• _DIRECTION_
Find every line in the records below that holds the word "Requirements", and copy each one.

Data excerpts
★ ★ ★

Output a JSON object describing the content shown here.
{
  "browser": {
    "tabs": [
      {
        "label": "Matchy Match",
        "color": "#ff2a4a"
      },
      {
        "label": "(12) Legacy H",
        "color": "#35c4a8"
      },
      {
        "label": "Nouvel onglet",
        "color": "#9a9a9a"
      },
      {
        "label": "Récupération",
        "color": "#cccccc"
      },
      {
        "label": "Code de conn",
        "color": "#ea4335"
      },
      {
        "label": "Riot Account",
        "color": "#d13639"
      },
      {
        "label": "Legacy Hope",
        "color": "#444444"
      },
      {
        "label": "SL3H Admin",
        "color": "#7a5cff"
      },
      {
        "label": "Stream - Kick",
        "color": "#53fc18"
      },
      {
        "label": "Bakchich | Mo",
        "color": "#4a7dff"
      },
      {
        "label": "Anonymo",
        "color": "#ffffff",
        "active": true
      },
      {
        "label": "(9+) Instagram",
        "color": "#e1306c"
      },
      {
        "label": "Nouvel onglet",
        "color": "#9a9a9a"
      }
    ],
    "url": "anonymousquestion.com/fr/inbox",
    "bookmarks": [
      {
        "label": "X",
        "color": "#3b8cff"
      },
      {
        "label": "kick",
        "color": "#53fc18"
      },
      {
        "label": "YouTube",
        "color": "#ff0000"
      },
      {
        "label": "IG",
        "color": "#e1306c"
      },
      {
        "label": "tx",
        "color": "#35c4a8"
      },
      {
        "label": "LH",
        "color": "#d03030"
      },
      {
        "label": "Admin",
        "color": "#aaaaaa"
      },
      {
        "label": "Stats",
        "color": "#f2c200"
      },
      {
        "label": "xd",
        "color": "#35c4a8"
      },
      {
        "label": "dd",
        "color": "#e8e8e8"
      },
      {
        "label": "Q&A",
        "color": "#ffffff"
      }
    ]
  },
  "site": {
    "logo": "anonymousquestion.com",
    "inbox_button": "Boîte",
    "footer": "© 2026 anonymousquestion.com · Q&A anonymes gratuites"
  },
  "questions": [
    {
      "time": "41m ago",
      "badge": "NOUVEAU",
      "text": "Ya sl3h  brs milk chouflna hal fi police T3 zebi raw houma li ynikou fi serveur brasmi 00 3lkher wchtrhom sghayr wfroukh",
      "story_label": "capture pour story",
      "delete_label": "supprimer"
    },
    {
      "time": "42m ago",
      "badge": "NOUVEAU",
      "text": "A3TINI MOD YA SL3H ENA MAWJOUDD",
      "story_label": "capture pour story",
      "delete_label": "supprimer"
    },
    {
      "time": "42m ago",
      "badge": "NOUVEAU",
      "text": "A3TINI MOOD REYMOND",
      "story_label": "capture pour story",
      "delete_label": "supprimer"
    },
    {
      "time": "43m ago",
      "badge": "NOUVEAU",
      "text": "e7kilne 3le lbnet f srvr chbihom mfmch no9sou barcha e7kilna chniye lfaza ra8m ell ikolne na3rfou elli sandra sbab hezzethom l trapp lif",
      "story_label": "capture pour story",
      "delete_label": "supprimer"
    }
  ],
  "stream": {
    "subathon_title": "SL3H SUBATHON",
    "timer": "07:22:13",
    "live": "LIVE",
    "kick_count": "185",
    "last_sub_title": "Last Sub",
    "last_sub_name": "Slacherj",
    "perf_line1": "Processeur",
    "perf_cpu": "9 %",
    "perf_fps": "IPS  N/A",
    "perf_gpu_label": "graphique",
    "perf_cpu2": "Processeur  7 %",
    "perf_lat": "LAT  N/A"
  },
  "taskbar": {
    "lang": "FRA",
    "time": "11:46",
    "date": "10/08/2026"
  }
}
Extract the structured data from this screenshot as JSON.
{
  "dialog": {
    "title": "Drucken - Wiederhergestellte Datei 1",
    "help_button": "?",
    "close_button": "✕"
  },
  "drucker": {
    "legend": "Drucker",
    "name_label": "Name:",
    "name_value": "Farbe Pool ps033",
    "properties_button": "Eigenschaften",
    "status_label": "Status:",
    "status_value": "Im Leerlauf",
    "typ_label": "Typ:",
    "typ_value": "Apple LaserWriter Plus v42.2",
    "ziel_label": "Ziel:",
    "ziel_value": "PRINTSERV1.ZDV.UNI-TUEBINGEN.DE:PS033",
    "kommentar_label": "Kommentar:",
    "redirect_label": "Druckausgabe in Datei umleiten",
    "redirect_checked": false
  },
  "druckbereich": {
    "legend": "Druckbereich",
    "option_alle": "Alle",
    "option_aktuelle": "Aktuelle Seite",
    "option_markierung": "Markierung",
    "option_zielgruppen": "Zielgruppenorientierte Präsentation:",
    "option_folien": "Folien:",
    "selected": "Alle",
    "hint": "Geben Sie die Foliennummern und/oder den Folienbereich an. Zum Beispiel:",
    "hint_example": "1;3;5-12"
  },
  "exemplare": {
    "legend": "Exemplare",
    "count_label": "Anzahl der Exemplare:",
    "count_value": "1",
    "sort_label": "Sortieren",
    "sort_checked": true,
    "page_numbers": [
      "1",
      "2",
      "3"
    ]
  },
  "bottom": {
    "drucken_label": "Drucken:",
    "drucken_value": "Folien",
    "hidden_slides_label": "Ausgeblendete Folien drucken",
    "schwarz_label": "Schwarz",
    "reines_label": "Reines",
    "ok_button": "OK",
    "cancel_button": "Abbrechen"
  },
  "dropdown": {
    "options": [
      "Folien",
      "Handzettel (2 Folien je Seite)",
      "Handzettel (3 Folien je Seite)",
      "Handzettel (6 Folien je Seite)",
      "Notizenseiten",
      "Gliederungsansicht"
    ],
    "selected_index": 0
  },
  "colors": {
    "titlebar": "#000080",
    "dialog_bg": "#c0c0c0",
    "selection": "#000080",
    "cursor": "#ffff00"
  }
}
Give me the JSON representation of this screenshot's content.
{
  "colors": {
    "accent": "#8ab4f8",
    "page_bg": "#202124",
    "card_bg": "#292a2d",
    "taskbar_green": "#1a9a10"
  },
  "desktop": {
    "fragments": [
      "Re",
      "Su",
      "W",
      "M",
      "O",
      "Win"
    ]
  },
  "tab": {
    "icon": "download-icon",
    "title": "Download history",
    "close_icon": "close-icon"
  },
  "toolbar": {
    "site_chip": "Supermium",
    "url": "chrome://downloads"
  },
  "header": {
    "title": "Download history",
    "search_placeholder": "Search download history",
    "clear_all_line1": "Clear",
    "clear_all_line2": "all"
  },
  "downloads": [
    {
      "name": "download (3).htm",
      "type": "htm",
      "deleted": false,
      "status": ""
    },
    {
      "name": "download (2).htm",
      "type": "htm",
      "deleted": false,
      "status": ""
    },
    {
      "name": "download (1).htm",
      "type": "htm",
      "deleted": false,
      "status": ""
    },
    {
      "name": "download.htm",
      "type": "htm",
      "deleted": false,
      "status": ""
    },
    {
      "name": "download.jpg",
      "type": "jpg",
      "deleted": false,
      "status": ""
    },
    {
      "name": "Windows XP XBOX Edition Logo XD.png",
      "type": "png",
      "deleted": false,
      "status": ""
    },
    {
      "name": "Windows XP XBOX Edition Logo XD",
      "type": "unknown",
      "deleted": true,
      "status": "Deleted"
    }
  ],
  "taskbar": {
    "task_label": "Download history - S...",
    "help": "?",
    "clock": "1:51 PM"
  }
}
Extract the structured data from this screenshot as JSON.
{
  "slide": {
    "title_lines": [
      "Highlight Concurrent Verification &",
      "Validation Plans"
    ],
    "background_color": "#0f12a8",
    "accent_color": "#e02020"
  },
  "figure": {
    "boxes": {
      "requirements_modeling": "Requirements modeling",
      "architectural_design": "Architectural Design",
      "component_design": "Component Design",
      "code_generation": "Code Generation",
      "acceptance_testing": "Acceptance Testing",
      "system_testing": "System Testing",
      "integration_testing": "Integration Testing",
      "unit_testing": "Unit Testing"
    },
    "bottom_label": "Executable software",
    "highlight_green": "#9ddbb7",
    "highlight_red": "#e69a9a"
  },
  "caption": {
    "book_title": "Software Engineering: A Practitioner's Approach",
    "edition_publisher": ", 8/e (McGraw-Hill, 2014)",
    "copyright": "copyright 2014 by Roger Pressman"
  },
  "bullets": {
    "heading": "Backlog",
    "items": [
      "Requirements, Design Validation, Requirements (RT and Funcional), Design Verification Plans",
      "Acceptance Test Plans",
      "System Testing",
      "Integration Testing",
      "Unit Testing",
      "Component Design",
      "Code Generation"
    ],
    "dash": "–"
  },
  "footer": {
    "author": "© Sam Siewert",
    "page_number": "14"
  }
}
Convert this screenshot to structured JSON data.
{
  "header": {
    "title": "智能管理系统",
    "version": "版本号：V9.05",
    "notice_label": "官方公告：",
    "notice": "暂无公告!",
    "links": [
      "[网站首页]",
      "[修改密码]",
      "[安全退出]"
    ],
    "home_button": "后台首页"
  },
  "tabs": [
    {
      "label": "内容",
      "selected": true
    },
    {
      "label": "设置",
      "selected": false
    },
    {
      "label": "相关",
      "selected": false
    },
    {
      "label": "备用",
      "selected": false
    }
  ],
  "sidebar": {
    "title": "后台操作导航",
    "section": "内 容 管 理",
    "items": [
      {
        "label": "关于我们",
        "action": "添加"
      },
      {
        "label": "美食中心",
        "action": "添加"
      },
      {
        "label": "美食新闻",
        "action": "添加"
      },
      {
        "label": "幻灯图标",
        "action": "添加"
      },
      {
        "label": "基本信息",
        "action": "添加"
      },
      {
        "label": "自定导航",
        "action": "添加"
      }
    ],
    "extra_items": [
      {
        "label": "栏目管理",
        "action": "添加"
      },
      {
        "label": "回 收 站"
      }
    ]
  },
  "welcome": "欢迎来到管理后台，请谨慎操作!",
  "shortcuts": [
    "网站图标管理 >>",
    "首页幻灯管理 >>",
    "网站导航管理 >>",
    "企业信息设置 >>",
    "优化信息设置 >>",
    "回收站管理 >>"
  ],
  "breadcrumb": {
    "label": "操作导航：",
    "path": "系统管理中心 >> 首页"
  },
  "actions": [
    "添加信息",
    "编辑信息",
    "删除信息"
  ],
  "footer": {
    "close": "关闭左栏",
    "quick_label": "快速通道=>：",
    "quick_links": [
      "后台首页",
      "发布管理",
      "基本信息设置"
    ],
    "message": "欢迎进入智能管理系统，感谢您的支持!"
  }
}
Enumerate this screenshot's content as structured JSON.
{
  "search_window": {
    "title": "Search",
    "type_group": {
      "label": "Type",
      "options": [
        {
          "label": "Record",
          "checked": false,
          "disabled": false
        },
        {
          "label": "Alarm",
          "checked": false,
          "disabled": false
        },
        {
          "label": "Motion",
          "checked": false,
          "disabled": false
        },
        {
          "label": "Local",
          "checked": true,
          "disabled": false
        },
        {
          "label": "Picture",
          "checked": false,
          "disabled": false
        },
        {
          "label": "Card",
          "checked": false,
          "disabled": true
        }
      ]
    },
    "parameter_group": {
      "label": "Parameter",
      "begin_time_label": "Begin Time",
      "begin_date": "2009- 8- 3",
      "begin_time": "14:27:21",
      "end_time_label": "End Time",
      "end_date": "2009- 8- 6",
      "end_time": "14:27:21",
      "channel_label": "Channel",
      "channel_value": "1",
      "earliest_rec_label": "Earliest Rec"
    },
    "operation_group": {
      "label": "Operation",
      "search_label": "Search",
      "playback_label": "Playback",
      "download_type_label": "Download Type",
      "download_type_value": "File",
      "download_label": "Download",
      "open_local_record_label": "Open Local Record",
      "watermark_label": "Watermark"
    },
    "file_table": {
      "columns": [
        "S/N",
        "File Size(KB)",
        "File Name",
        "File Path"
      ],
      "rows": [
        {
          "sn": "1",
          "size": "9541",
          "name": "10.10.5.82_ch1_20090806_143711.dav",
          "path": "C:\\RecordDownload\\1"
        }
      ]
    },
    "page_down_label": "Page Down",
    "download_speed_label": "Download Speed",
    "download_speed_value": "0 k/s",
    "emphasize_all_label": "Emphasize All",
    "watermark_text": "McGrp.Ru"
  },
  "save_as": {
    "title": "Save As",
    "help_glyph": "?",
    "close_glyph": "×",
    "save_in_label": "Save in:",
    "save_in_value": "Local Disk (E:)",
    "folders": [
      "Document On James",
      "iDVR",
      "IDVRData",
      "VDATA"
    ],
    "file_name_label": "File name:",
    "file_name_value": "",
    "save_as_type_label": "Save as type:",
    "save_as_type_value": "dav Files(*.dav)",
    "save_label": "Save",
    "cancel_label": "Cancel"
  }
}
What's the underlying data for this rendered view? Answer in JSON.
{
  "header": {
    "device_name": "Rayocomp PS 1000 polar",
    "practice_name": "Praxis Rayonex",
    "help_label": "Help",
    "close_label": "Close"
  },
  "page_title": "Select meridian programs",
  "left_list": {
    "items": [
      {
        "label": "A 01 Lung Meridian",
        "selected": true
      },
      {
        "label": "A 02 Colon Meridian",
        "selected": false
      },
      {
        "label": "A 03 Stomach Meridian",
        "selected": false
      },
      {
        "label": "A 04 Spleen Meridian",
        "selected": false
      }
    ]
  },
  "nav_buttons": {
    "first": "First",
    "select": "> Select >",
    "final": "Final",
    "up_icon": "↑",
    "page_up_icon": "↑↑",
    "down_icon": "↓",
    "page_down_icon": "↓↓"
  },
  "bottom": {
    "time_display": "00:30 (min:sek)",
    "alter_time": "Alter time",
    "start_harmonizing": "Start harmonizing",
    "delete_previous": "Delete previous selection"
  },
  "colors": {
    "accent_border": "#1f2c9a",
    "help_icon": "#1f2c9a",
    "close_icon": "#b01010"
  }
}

★ ★ ★

• _TASK RESULT_
      "requirements_modeling": "Requirements modeling",
      "Requirements, Design Validation, Requirements (RT and Funcional), Design Verification Plans",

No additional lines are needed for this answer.